● Task goal
Quote all of the data below exactly, please.

● Dataset rows
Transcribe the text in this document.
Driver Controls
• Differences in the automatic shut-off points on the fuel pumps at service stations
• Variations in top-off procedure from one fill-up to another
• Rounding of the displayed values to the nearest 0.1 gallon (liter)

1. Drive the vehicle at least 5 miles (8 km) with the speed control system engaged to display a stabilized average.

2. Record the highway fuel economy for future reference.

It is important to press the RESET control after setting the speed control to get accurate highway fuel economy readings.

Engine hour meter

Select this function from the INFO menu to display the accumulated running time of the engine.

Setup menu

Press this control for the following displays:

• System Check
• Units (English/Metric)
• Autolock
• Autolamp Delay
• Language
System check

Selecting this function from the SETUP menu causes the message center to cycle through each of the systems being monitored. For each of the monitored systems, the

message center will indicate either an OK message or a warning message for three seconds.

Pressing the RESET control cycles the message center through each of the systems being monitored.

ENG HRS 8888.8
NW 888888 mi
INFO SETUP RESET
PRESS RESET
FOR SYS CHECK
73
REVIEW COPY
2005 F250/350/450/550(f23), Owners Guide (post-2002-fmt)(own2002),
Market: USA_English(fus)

● Written solution
Transcribe the text in this document.
Driver Controls
• Differences in the automatic shut-off points on the fuel pumps at service stations
• Variations in top-off procedure from one fill-up to another
• Rounding of the displayed values to the nearest 0.1 gallon (liter)

1. Drive the vehicle at least 5 miles (8 km) with the speed control system engaged to display a stabilized average.

2. Record the highway fuel economy for future reference.

It is important to press the RESET control after setting the speed control to get accurate highway fuel economy readings.

Engine hour meter

Select this function from the INFO menu to display the accumulated running time of the engine.

Setup menu

Press this control for the following displays:

• System Check
• Units (English/Metric)
• Autolock
• Autolamp Delay
• Language
System check

Selecting this function from the SETUP menu causes the message center to cycle through each of the systems being monitored. For each of the monitored systems, the

message center will indicate either an OK message or a warning message for three seconds.

Pressing the RESET control cycles the message center through each of the systems being monitored.

ENG HRS 8888.8
NW 888888 mi
INFO SETUP RESET
PRESS RESET
FOR SYS CHECK
73
REVIEW COPY
2005 F250/350/450/550(f23), Owners Guide (post-2002-fmt)(own2002),
Market: USA_English(fus)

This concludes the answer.